===== MATERIAL SUPPLIED

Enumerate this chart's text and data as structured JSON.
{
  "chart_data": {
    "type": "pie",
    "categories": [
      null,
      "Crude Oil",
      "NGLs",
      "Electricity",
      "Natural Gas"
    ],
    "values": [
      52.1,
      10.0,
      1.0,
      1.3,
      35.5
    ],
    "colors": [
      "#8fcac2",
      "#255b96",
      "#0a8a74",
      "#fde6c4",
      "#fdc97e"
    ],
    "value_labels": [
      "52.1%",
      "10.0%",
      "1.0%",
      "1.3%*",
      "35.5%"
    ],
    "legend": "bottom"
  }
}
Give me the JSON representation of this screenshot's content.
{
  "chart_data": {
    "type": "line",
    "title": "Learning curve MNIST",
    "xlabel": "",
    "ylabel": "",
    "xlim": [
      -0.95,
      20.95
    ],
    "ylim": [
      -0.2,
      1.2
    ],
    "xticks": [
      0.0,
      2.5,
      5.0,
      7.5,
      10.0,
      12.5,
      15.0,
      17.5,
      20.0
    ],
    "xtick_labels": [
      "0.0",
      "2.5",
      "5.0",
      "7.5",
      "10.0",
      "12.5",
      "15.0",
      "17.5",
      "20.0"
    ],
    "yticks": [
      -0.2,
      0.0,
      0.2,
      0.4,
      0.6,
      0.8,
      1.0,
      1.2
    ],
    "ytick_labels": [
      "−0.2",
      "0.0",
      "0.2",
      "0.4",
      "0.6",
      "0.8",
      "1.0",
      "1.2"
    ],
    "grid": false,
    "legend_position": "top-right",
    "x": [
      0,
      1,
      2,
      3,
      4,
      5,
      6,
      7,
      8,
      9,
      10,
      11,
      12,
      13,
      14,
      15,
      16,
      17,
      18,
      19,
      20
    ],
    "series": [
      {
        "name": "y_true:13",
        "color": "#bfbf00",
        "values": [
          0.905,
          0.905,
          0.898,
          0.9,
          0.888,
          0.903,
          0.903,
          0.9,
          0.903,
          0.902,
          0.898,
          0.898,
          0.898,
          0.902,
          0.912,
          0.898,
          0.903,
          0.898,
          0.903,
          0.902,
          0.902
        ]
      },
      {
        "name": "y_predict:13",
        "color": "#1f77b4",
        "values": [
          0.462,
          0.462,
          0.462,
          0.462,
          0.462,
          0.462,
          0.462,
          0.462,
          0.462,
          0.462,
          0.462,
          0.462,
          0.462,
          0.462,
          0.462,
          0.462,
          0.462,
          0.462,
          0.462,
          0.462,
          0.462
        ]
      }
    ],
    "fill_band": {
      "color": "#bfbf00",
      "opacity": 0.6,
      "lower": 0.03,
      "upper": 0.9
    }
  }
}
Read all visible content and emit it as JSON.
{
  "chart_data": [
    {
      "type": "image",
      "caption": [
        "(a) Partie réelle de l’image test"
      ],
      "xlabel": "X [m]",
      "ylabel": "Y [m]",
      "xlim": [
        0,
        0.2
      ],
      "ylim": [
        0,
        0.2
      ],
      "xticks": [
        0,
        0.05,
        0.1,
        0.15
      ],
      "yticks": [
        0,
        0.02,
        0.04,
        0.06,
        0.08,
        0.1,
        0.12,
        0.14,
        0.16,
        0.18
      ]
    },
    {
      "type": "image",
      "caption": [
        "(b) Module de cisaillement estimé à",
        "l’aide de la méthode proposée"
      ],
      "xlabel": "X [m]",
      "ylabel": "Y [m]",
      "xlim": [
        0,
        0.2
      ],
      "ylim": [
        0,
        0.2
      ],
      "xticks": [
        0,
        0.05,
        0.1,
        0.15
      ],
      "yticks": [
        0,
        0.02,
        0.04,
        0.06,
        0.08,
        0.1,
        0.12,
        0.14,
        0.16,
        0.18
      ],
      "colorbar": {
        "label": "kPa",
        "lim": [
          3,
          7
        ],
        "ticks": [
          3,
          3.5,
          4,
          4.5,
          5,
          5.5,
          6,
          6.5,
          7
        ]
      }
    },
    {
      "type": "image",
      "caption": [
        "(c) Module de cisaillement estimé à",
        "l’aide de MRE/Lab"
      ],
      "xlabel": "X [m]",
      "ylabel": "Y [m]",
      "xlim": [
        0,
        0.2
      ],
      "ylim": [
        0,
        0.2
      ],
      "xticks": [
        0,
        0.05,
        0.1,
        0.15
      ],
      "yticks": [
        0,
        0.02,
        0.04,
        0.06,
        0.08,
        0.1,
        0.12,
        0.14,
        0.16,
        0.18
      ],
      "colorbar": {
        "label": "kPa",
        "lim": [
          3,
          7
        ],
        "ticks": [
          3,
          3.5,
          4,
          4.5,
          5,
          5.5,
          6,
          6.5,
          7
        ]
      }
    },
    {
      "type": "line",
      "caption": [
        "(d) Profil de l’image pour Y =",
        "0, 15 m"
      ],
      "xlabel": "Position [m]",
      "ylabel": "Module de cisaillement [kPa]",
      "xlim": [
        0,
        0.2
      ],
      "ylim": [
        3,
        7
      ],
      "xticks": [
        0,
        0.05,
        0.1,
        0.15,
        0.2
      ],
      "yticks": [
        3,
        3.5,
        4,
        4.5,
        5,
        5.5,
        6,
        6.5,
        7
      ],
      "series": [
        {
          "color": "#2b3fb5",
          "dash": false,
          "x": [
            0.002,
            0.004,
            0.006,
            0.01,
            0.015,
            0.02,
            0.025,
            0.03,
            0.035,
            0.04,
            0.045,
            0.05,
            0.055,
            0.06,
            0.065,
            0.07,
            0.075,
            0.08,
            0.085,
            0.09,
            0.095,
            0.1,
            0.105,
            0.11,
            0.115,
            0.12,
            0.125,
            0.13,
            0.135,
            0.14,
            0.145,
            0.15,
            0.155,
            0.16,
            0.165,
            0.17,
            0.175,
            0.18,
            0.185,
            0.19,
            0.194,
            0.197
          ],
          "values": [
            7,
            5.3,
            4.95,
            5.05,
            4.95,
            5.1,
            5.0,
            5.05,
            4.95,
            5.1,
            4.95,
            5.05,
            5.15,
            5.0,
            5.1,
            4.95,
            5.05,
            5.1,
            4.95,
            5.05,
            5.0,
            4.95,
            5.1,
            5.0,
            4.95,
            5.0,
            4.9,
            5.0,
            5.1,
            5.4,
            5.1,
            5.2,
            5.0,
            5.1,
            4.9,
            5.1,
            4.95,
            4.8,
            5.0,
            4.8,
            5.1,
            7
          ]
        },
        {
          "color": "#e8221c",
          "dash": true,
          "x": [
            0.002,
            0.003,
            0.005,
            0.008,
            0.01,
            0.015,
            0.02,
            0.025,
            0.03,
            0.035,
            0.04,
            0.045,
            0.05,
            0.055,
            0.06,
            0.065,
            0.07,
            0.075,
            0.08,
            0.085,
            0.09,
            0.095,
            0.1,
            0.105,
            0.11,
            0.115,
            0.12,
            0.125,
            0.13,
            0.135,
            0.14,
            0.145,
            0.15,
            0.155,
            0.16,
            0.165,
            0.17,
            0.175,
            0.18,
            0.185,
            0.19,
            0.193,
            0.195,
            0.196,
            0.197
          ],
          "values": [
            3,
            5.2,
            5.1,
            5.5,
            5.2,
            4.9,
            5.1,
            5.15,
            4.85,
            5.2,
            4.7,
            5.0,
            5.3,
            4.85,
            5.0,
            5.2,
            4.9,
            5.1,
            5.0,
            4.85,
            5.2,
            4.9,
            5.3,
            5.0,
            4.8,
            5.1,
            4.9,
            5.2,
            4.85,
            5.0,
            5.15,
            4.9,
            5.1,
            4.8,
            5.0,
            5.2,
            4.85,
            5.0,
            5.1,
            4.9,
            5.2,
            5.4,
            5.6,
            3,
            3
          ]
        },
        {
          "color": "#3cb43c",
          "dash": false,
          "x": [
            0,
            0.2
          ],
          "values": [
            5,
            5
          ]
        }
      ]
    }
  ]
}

==========

| TASK REQUIREMENTS |
Where a line of the records above holds the word "aide", copy that line.

| ANSWER FOR THIS EXERCISE |
        "l’aide de la méthode proposée"
        "l’aide de MRE/Lab"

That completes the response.